┏━━

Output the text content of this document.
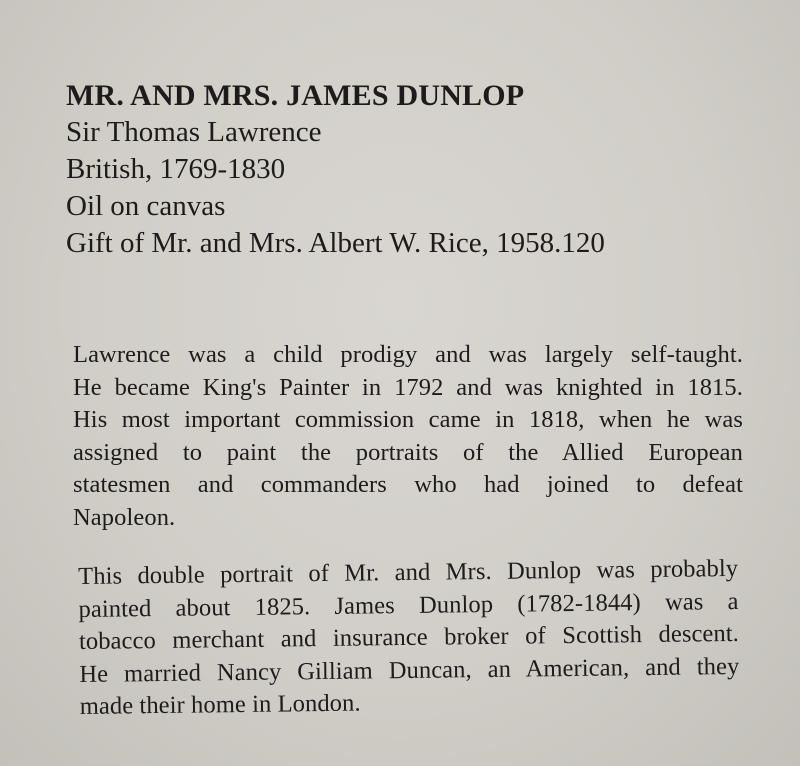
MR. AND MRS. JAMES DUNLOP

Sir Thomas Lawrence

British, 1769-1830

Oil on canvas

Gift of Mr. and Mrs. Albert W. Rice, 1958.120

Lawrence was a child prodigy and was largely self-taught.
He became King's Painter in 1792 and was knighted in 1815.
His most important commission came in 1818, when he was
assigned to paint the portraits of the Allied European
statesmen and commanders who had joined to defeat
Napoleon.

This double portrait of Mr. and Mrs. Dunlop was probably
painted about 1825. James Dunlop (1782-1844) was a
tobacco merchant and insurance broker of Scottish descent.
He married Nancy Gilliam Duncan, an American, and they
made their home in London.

┗━━
┏━━

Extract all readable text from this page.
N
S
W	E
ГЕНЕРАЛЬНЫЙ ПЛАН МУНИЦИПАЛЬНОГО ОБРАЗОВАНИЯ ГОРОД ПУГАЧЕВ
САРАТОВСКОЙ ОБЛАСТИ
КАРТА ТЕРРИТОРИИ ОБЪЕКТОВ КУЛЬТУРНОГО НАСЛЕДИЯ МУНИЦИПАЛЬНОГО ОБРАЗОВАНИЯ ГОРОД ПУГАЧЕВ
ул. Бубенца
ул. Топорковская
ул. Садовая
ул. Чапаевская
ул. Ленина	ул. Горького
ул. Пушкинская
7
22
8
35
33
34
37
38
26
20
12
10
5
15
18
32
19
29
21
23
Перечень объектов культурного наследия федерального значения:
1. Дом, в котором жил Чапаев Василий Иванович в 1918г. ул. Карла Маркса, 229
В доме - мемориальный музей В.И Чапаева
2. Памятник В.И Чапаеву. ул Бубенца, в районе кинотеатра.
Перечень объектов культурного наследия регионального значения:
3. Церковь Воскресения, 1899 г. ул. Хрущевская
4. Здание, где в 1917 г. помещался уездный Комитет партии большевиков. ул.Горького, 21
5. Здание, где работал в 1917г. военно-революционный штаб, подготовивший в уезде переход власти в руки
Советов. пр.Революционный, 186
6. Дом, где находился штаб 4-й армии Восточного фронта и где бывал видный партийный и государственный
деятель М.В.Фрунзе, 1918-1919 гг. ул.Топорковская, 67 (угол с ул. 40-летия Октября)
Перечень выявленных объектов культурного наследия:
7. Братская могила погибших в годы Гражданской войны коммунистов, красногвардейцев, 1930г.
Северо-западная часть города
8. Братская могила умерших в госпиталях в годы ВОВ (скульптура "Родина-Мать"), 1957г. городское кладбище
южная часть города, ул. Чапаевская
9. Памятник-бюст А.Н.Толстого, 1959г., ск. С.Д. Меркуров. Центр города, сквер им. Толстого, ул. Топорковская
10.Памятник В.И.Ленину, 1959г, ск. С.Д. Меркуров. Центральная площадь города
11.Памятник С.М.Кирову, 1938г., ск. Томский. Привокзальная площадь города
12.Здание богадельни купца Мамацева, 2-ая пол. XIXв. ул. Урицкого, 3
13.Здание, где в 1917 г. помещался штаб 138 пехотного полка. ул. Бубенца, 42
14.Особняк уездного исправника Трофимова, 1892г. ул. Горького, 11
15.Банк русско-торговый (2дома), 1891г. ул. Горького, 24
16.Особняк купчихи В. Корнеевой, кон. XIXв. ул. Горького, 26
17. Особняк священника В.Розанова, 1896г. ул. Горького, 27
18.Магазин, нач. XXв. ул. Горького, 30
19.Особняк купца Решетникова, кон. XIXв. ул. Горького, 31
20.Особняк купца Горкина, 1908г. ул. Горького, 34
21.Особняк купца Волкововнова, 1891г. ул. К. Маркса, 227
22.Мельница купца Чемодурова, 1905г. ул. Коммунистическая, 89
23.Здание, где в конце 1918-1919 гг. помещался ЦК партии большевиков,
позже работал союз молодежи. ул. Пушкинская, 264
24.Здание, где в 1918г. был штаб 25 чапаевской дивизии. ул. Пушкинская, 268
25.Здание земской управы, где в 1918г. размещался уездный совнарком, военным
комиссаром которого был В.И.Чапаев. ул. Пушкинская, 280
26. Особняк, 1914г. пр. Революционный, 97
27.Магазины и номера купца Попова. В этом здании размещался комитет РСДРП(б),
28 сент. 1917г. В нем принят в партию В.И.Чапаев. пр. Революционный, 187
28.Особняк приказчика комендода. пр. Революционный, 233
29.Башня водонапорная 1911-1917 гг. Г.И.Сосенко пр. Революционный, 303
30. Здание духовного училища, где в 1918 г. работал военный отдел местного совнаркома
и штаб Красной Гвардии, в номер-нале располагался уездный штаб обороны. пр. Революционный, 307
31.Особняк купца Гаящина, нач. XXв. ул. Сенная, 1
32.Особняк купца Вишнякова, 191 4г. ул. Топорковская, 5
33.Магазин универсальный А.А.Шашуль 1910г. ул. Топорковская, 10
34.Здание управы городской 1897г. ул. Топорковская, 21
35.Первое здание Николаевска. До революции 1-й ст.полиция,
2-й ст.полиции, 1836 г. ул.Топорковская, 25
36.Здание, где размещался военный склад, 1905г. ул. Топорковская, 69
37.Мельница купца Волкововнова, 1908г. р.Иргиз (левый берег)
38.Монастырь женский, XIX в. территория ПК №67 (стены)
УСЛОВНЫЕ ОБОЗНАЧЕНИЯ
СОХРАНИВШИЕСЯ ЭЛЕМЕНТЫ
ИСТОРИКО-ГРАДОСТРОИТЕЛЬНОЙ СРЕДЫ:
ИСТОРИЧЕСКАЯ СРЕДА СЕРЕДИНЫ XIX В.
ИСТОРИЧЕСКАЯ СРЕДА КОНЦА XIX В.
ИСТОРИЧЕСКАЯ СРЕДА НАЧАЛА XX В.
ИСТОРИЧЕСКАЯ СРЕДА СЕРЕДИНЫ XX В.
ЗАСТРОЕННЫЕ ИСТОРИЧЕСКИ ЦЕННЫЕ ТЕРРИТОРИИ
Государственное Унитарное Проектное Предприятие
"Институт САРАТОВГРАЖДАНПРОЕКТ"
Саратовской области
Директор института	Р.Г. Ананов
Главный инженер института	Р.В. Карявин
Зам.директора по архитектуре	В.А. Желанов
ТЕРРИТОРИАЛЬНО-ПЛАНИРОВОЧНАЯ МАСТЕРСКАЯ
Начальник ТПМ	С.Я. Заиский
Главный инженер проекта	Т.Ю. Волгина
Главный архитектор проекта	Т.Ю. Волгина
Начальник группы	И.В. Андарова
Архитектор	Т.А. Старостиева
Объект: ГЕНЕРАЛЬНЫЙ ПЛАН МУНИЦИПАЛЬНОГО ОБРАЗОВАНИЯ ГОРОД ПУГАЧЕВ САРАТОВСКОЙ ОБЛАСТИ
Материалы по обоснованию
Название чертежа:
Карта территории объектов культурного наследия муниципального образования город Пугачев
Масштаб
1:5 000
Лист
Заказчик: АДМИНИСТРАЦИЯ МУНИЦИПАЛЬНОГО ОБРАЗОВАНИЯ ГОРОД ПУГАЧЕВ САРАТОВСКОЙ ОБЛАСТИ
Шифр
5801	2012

┗━━
┏━━

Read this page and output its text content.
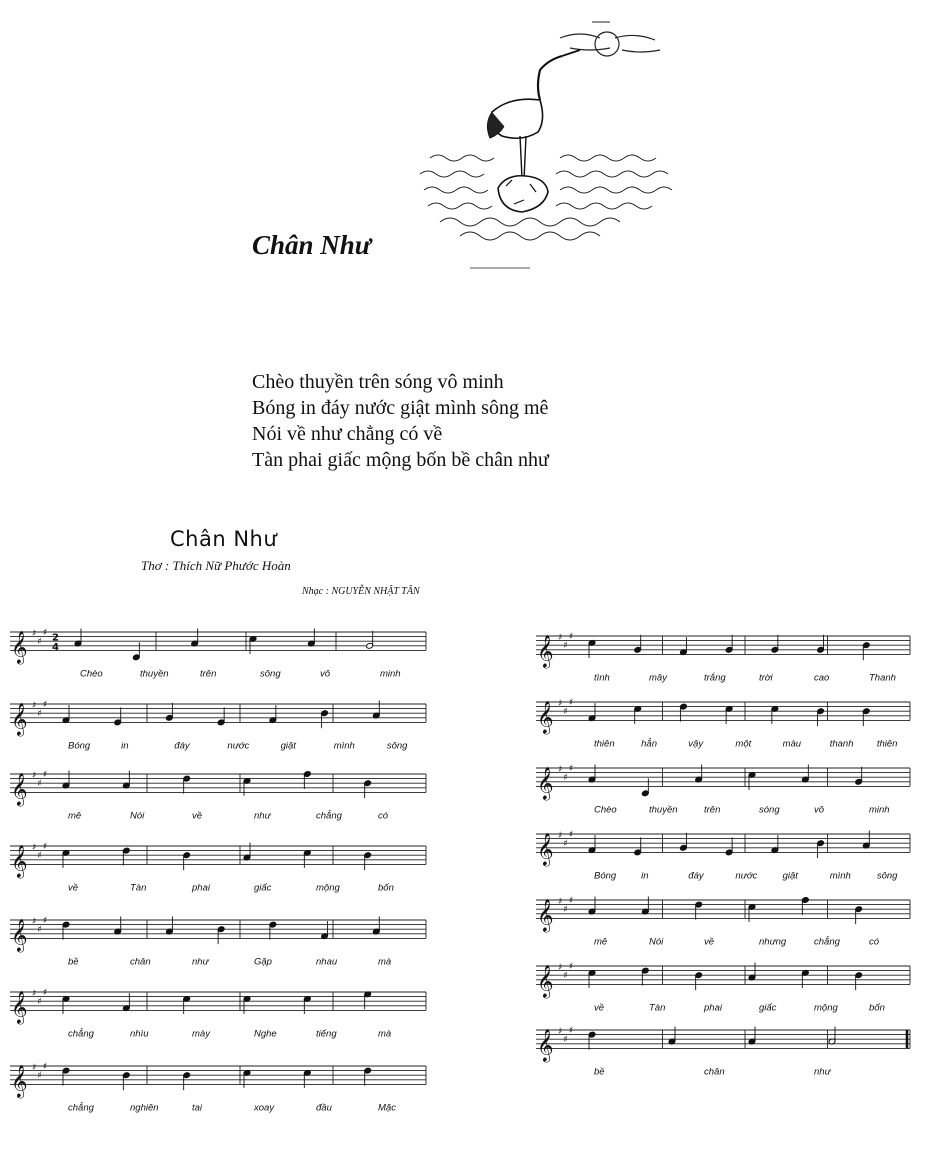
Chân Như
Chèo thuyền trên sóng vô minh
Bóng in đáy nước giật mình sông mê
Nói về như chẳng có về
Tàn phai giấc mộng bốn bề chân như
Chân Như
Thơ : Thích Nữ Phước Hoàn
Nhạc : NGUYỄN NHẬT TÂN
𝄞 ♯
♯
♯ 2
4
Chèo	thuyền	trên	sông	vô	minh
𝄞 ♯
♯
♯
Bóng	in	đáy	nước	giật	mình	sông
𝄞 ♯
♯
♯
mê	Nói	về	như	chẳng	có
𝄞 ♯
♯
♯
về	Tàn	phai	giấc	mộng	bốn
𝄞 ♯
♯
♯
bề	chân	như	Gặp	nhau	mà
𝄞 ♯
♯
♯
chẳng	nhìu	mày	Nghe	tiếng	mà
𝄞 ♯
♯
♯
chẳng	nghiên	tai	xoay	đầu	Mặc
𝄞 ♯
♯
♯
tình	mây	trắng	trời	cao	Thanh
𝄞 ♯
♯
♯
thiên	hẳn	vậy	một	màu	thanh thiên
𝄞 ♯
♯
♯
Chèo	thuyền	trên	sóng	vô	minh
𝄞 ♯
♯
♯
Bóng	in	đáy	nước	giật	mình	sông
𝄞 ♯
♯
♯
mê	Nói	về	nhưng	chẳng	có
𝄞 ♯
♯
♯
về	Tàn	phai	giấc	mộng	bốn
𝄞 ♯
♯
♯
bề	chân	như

┗━━

Exercise requirements.
Copy all lines from the material that include "Маркса".

Expected answer.
1. Дом, в котором жил Чапаев Василий Иванович в 1918г. ул. Карла Маркса, 229
21.Особняк купца Волкововнова, 1891г. ул. К. Маркса, 227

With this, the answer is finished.